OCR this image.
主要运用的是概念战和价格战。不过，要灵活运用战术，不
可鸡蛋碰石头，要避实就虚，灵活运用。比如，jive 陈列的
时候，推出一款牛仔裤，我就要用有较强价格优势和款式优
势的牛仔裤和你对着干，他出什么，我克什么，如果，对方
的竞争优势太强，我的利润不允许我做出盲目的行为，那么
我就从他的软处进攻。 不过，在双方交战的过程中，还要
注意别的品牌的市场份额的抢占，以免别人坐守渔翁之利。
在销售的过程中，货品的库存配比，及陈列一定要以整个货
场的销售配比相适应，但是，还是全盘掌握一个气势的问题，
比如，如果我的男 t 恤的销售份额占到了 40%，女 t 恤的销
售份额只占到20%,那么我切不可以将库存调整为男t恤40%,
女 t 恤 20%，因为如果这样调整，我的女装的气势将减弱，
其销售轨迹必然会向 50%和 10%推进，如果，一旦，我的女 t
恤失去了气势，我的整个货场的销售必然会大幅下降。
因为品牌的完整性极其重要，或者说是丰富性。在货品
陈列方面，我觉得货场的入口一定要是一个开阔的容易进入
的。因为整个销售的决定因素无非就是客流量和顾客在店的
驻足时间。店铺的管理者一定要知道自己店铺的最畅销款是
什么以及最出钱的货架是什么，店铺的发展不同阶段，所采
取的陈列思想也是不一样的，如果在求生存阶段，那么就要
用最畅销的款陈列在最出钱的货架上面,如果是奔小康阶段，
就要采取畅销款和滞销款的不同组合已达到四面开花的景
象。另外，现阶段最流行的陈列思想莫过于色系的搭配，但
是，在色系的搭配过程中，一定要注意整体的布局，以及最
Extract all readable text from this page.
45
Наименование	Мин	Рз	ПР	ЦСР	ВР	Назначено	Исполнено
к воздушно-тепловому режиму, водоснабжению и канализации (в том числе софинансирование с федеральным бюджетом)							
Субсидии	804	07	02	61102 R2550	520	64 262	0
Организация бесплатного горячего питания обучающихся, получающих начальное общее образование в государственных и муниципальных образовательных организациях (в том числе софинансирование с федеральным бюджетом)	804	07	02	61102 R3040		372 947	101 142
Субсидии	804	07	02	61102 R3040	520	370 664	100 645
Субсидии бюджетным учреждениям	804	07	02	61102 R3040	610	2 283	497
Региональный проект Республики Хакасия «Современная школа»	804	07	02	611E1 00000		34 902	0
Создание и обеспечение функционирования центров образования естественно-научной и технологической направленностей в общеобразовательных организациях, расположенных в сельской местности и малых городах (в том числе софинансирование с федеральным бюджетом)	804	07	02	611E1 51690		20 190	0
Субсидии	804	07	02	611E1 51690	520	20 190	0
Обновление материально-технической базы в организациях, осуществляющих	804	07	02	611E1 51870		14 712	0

::::::

• [Instructions to follow] Find the line containing "Extract all readable text from this page.", then output it and every line after it to the end of the data, exactly.

• [Written response]
Extract all readable text from this page.
45
Наименование	Мин	Рз	ПР	ЦСР	ВР	Назначено	Исполнено
к воздушно-тепловому режиму, водоснабжению и канализации (в том числе софинансирование с федеральным бюджетом)							
Субсидии	804	07	02	61102 R2550	520	64 262	0
Организация бесплатного горячего питания обучающихся, получающих начальное общее образование в государственных и муниципальных образовательных организациях (в том числе софинансирование с федеральным бюджетом)	804	07	02	61102 R3040		372 947	101 142
Субсидии	804	07	02	61102 R3040	520	370 664	100 645
Субсидии бюджетным учреждениям	804	07	02	61102 R3040	610	2 283	497
Региональный проект Республики Хакасия «Современная школа»	804	07	02	611E1 00000		34 902	0
Создание и обеспечение функционирования центров образования естественно-научной и технологической направленностей в общеобразовательных организациях, расположенных в сельской местности и малых городах (в том числе софинансирование с федеральным бюджетом)	804	07	02	611E1 51690		20 190	0
Субсидии	804	07	02	611E1 51690	520	20 190	0
Обновление материально-технической базы в организациях, осуществляющих	804	07	02	611E1 51870		14 712	0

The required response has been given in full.